■ OBJECTIVE
Gather, from the data below, each line in which the word "between" occurs.

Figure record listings
# # # # # # #
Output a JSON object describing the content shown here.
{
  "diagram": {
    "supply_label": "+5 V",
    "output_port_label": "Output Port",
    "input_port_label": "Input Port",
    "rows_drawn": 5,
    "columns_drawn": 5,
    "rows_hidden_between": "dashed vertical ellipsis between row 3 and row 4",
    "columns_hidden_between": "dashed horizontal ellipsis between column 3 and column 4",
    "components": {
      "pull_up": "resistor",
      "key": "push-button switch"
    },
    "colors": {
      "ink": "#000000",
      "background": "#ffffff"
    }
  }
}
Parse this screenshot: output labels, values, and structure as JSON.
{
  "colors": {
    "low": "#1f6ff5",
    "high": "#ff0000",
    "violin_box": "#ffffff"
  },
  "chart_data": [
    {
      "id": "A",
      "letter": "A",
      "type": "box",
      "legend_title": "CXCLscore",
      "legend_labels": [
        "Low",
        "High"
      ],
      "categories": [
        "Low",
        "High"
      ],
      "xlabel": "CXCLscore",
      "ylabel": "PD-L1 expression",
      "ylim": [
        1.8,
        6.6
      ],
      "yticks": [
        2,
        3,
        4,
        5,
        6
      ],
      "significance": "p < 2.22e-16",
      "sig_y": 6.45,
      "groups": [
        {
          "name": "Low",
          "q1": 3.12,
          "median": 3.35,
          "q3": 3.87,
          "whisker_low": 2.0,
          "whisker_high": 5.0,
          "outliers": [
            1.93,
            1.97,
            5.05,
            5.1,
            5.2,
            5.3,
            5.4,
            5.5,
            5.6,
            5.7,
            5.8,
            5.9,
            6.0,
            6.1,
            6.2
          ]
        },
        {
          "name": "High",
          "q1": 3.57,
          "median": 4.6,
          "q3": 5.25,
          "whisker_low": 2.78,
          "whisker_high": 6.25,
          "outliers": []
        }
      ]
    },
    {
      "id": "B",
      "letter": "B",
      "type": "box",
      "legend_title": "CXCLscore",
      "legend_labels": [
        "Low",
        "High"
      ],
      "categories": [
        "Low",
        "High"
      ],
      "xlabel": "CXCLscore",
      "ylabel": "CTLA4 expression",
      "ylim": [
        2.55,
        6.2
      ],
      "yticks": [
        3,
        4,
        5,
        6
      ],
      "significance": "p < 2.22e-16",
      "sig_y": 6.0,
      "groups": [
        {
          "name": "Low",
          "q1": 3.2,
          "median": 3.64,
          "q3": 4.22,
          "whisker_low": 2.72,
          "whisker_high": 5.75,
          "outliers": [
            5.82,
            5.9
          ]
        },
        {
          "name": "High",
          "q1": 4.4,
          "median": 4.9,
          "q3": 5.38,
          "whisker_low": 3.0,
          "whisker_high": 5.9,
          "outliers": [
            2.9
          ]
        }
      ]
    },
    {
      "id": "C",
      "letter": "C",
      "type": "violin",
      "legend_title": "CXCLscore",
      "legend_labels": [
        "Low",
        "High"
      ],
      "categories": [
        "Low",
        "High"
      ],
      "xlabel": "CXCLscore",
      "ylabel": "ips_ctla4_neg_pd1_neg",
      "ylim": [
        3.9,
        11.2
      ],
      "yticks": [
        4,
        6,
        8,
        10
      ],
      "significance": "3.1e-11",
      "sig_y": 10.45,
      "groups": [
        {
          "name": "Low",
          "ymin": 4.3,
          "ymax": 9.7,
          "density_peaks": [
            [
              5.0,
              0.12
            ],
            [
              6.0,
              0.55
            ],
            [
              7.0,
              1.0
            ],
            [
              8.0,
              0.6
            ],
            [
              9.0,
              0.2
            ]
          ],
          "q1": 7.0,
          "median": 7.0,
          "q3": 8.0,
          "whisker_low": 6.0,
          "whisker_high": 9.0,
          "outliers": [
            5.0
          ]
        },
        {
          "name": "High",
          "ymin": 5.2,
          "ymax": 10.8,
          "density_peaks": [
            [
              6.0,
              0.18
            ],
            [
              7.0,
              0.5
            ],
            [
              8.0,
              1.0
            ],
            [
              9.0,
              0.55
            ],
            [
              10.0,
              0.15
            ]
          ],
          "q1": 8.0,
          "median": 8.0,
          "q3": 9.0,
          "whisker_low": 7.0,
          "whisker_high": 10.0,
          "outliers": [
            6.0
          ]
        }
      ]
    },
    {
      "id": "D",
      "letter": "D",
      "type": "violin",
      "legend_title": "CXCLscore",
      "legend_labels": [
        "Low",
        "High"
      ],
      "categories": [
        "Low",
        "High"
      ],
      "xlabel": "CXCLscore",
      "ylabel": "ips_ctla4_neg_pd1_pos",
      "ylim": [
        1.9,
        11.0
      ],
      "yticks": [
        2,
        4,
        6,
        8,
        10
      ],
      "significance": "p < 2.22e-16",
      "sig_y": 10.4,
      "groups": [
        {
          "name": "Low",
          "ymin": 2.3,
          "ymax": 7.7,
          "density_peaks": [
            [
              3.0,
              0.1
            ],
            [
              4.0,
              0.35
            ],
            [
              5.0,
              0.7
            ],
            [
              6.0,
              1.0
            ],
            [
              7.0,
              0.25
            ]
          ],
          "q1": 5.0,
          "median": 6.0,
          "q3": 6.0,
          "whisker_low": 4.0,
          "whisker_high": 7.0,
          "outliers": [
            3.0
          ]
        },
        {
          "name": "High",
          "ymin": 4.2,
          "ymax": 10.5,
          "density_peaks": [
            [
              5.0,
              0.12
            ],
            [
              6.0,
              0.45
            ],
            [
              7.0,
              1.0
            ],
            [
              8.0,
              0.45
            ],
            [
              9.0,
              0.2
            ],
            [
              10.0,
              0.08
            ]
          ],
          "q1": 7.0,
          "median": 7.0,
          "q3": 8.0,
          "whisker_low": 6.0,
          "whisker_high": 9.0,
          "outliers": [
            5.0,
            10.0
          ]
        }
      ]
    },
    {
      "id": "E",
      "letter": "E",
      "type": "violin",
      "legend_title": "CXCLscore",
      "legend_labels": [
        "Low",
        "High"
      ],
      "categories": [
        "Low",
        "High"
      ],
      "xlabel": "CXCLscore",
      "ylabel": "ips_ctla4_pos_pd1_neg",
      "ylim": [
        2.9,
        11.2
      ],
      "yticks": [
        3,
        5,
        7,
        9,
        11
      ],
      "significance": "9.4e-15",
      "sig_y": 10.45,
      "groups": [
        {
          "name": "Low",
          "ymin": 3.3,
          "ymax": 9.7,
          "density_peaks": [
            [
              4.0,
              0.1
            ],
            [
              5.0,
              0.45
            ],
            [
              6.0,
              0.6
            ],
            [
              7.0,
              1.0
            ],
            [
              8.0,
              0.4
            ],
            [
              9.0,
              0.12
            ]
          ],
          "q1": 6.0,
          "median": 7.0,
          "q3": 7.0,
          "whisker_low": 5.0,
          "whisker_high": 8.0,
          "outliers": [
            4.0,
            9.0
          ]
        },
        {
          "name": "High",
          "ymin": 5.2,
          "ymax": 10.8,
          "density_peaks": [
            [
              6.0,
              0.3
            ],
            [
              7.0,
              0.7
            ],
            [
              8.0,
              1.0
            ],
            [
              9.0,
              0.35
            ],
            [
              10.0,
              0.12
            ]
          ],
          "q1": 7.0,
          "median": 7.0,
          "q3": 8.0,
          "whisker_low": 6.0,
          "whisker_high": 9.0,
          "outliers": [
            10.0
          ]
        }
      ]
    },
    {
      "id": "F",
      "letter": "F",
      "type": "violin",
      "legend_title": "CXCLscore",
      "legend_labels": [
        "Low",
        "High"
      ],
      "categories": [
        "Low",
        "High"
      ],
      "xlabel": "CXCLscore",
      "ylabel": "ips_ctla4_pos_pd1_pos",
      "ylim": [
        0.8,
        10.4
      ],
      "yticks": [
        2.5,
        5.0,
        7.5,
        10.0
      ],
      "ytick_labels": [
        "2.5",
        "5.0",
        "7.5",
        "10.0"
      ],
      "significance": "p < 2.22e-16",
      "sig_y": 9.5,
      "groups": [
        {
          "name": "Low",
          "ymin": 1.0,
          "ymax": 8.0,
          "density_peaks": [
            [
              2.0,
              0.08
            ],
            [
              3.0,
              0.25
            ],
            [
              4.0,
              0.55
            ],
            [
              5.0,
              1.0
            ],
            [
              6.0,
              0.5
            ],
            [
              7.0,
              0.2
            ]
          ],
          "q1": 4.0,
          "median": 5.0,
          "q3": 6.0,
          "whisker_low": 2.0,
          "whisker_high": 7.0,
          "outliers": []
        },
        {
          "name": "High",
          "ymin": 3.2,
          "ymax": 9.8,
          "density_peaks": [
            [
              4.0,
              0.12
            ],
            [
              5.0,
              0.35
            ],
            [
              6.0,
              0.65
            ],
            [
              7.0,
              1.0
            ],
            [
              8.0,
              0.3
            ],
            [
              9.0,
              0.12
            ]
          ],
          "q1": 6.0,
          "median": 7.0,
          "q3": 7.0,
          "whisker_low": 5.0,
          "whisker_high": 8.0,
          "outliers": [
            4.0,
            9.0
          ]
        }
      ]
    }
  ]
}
# # # # # # #
■ ANSWER FOR THIS EXERCISE
    "rows_hidden_between": "dashed vertical ellipsis between row 3 and row 4",
    "columns_hidden_between": "dashed horizontal ellipsis between column 3 and column 4",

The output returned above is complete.